## EXERCISE
Find each line with the word "JSON" and say how many there are, nothing else.

--- Start of PROVIDED RECORDS ---

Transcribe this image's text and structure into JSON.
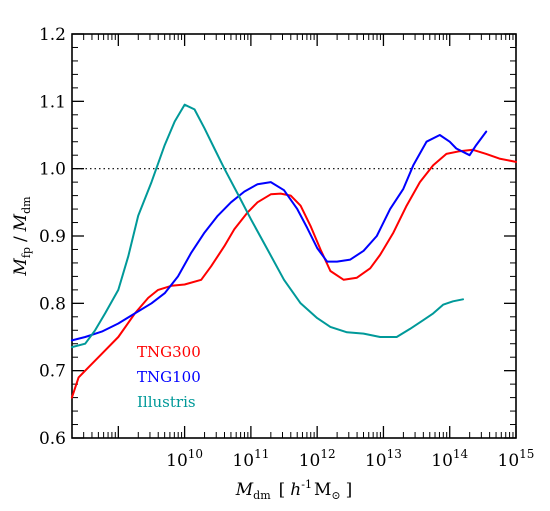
{
  "chart_data": {
    "type": "line",
    "xlabel_main": "M",
    "xlabel_sub": "dm",
    "xlabel_units_open": "[",
    "xlabel_units_h": "h",
    "xlabel_units_exp": "-1",
    "xlabel_units_msun": "M",
    "xlabel_units_sun": "⊙",
    "xlabel_units_close": "]",
    "ylabel_num": "M",
    "ylabel_num_sub": "fp",
    "ylabel_div": "/",
    "ylabel_den": "M",
    "ylabel_den_sub": "dm",
    "x_scale": "log",
    "xlim": [
      200000000,
      1000000000000000
    ],
    "ylim": [
      0.6,
      1.2
    ],
    "x_ticks": [
      {
        "base": "10",
        "exp": "10",
        "value": 10
      },
      {
        "base": "10",
        "exp": "11",
        "value": 11
      },
      {
        "base": "10",
        "exp": "12",
        "value": 12
      },
      {
        "base": "10",
        "exp": "13",
        "value": 13
      },
      {
        "base": "10",
        "exp": "14",
        "value": 14
      },
      {
        "base": "10",
        "exp": "15",
        "value": 15
      }
    ],
    "y_ticks": [
      "0.6",
      "0.7",
      "0.8",
      "0.9",
      "1.0",
      "1.1",
      "1.2"
    ],
    "reference_line": {
      "y": 1.0,
      "style": "dotted"
    },
    "legend_position": "bottom-left",
    "series": [
      {
        "name": "TNG300",
        "color": "#ff0000",
        "x_log": [
          8.3,
          8.4,
          8.55,
          8.75,
          9.0,
          9.25,
          9.45,
          9.6,
          9.8,
          10.0,
          10.25,
          10.4,
          10.6,
          10.75,
          10.95,
          11.1,
          11.3,
          11.45,
          11.6,
          11.75,
          11.9,
          12.05,
          12.2,
          12.4,
          12.6,
          12.8,
          12.95,
          13.15,
          13.35,
          13.55,
          13.75,
          13.95,
          14.15,
          14.35,
          14.55,
          14.75,
          15.0
        ],
        "y": [
          0.66,
          0.69,
          0.705,
          0.725,
          0.75,
          0.785,
          0.808,
          0.82,
          0.826,
          0.828,
          0.835,
          0.855,
          0.885,
          0.91,
          0.935,
          0.95,
          0.962,
          0.963,
          0.96,
          0.945,
          0.915,
          0.88,
          0.848,
          0.835,
          0.838,
          0.852,
          0.872,
          0.905,
          0.945,
          0.98,
          1.005,
          1.022,
          1.026,
          1.028,
          1.022,
          1.015,
          1.01
        ]
      },
      {
        "name": "TNG100",
        "color": "#0000ff",
        "x_log": [
          8.3,
          8.5,
          8.75,
          9.0,
          9.25,
          9.5,
          9.7,
          9.9,
          10.1,
          10.3,
          10.5,
          10.7,
          10.9,
          11.1,
          11.3,
          11.5,
          11.7,
          11.85,
          12.0,
          12.15,
          12.3,
          12.5,
          12.7,
          12.9,
          13.1,
          13.3,
          13.45,
          13.65,
          13.85,
          14.0,
          14.1,
          14.3,
          14.4,
          14.55
        ],
        "y": [
          0.745,
          0.75,
          0.758,
          0.77,
          0.785,
          0.8,
          0.815,
          0.84,
          0.875,
          0.905,
          0.93,
          0.95,
          0.966,
          0.977,
          0.98,
          0.968,
          0.94,
          0.912,
          0.882,
          0.862,
          0.862,
          0.865,
          0.878,
          0.9,
          0.94,
          0.97,
          1.005,
          1.04,
          1.05,
          1.04,
          1.03,
          1.02,
          1.035,
          1.055
        ]
      },
      {
        "name": "Illustris",
        "color": "#009999",
        "x_log": [
          8.3,
          8.5,
          8.65,
          8.8,
          9.0,
          9.15,
          9.3,
          9.5,
          9.7,
          9.85,
          10.0,
          10.15,
          10.3,
          10.45,
          10.6,
          10.8,
          11.0,
          11.25,
          11.5,
          11.75,
          12.0,
          12.2,
          12.45,
          12.7,
          12.95,
          13.2,
          13.4,
          13.6,
          13.75,
          13.9,
          14.05,
          14.2
        ],
        "y": [
          0.735,
          0.74,
          0.76,
          0.785,
          0.82,
          0.87,
          0.93,
          0.98,
          1.035,
          1.07,
          1.095,
          1.088,
          1.06,
          1.03,
          1.0,
          0.963,
          0.925,
          0.88,
          0.835,
          0.8,
          0.778,
          0.765,
          0.757,
          0.755,
          0.75,
          0.75,
          0.762,
          0.775,
          0.785,
          0.798,
          0.803,
          0.806
        ]
      }
    ]
  }
}
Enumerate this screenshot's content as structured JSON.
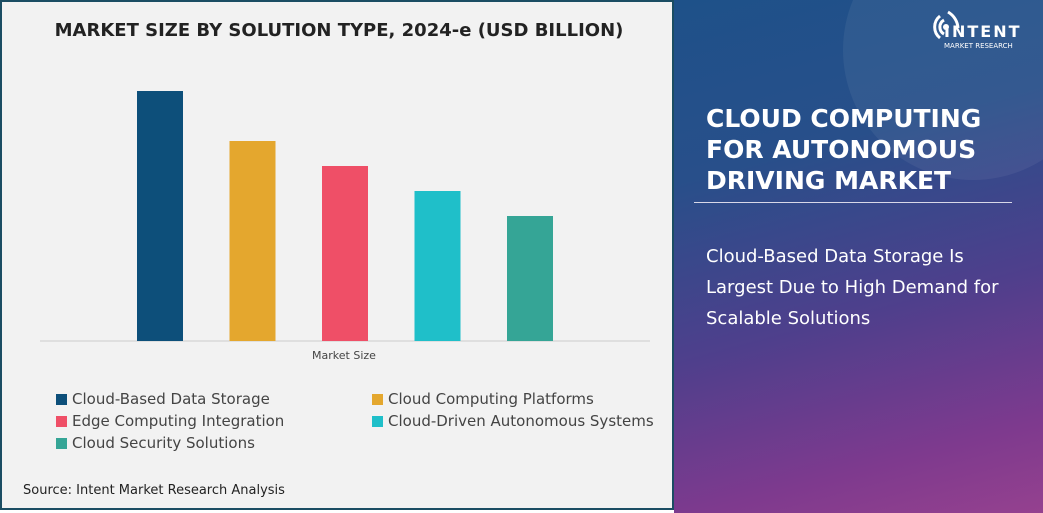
{
  "chart_data": {
    "type": "bar",
    "title": "MARKET SIZE BY SOLUTION TYPE, 2024-e (USD BILLION)",
    "xlabel": "Market Size",
    "ylabel": "",
    "categories": [
      "Cloud-Based Data Storage",
      "Cloud Computing Platforms",
      "Edge Computing Integration",
      "Cloud-Driven Autonomous Systems",
      "Cloud Security Solutions"
    ],
    "values": [
      100,
      80,
      70,
      60,
      50
    ],
    "colors": [
      "#0d4f7a",
      "#e4a72e",
      "#ef4f67",
      "#1fbfc9",
      "#35a596"
    ],
    "ylim": [
      0,
      100
    ],
    "grid": false,
    "legend_placement": "bottom"
  },
  "source": "Source: Intent Market Research Analysis",
  "right_panel": {
    "logo_brand": "INTENT",
    "logo_sub": "MARKET RESEARCH",
    "heading": "CLOUD COMPUTING FOR AUTONOMOUS DRIVING MARKET",
    "description": "Cloud-Based Data Storage Is Largest Due to High Demand for Scalable Solutions"
  }
}
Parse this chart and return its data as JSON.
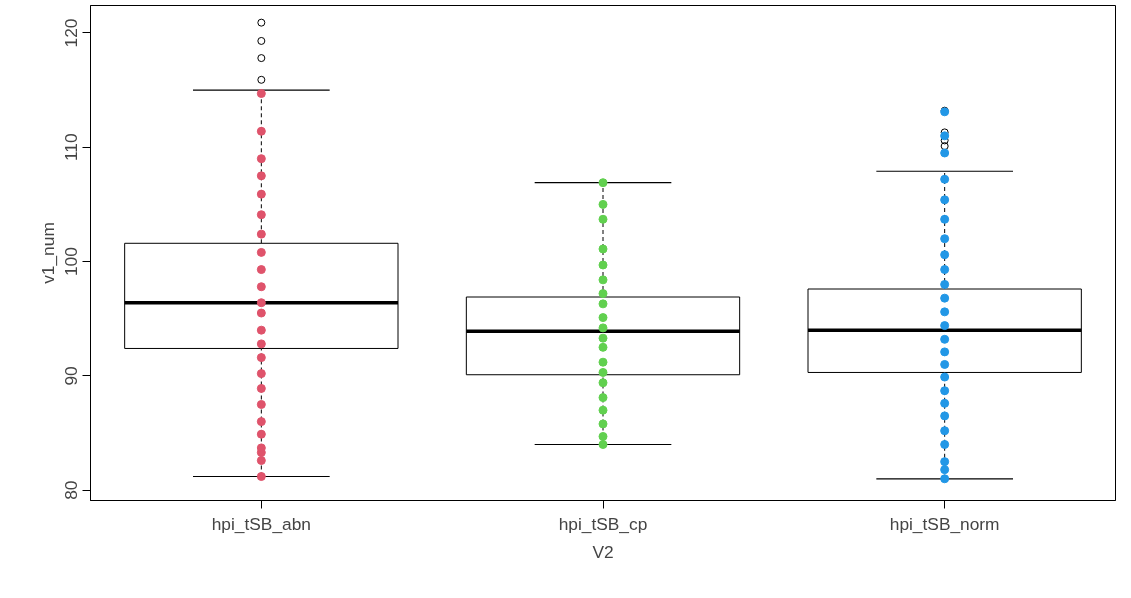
{
  "chart_data": {
    "type": "box",
    "xlabel": "V2",
    "ylabel": "v1_num",
    "categories": [
      "hpi_tSB_abn",
      "hpi_tSB_cp",
      "hpi_tSB_norm"
    ],
    "boxes": [
      {
        "low": 81.2,
        "q1": 92.4,
        "median": 96.4,
        "q3": 101.6,
        "high": 115.0,
        "outliers": [
          115.9,
          117.8,
          119.3,
          120.9
        ]
      },
      {
        "low": 84.0,
        "q1": 90.1,
        "median": 93.9,
        "q3": 96.9,
        "high": 106.9
      },
      {
        "low": 81.0,
        "q1": 90.3,
        "median": 94.0,
        "q3": 97.6,
        "high": 107.9,
        "outliers": [
          110.1,
          110.6,
          111.3,
          113.2
        ]
      }
    ],
    "series": [
      {
        "type": "scatter",
        "color": "#df536b",
        "x": [
          "hpi_tSB_abn",
          "hpi_tSB_abn",
          "hpi_tSB_abn",
          "hpi_tSB_abn",
          "hpi_tSB_abn",
          "hpi_tSB_abn",
          "hpi_tSB_abn",
          "hpi_tSB_abn",
          "hpi_tSB_abn",
          "hpi_tSB_abn",
          "hpi_tSB_abn",
          "hpi_tSB_abn",
          "hpi_tSB_abn",
          "hpi_tSB_abn",
          "hpi_tSB_abn",
          "hpi_tSB_abn",
          "hpi_tSB_abn",
          "hpi_tSB_abn",
          "hpi_tSB_abn",
          "hpi_tSB_abn",
          "hpi_tSB_abn",
          "hpi_tSB_abn",
          "hpi_tSB_abn",
          "hpi_tSB_abn"
        ],
        "values": [
          81.2,
          82.6,
          83.3,
          83.7,
          84.9,
          86.0,
          87.5,
          88.9,
          90.2,
          91.6,
          92.8,
          94.0,
          95.5,
          96.4,
          97.8,
          99.3,
          100.8,
          102.4,
          104.1,
          105.9,
          107.5,
          109.0,
          111.4,
          114.7
        ]
      },
      {
        "type": "scatter",
        "color": "#61d04f",
        "x": [
          "hpi_tSB_cp",
          "hpi_tSB_cp",
          "hpi_tSB_cp",
          "hpi_tSB_cp",
          "hpi_tSB_cp",
          "hpi_tSB_cp",
          "hpi_tSB_cp",
          "hpi_tSB_cp",
          "hpi_tSB_cp",
          "hpi_tSB_cp",
          "hpi_tSB_cp",
          "hpi_tSB_cp",
          "hpi_tSB_cp",
          "hpi_tSB_cp",
          "hpi_tSB_cp",
          "hpi_tSB_cp",
          "hpi_tSB_cp",
          "hpi_tSB_cp",
          "hpi_tSB_cp",
          "hpi_tSB_cp"
        ],
        "values": [
          84.0,
          84.7,
          85.8,
          87.0,
          88.1,
          89.4,
          90.3,
          91.2,
          92.5,
          93.3,
          94.2,
          95.1,
          96.3,
          97.2,
          98.4,
          99.7,
          101.1,
          103.7,
          105.0,
          106.9
        ]
      },
      {
        "type": "scatter",
        "color": "#2297e6",
        "x": [
          "hpi_tSB_norm",
          "hpi_tSB_norm",
          "hpi_tSB_norm",
          "hpi_tSB_norm",
          "hpi_tSB_norm",
          "hpi_tSB_norm",
          "hpi_tSB_norm",
          "hpi_tSB_norm",
          "hpi_tSB_norm",
          "hpi_tSB_norm",
          "hpi_tSB_norm",
          "hpi_tSB_norm",
          "hpi_tSB_norm",
          "hpi_tSB_norm",
          "hpi_tSB_norm",
          "hpi_tSB_norm",
          "hpi_tSB_norm",
          "hpi_tSB_norm",
          "hpi_tSB_norm",
          "hpi_tSB_norm",
          "hpi_tSB_norm",
          "hpi_tSB_norm",
          "hpi_tSB_norm",
          "hpi_tSB_norm",
          "hpi_tSB_norm"
        ],
        "values": [
          81.0,
          81.8,
          82.5,
          84.0,
          85.2,
          86.5,
          87.6,
          88.7,
          89.9,
          91.0,
          92.1,
          93.2,
          94.4,
          95.6,
          96.8,
          98.0,
          99.3,
          100.6,
          102.0,
          103.7,
          105.4,
          107.2,
          109.5,
          111.0,
          113.1
        ]
      }
    ],
    "ylim": [
      79.1,
      122.4
    ],
    "yticks": [
      80,
      90,
      100,
      110,
      120
    ],
    "grid": false,
    "marker": "circle"
  }
}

--- End of PROVIDED RECORDS ---

## FINAL RESULT
3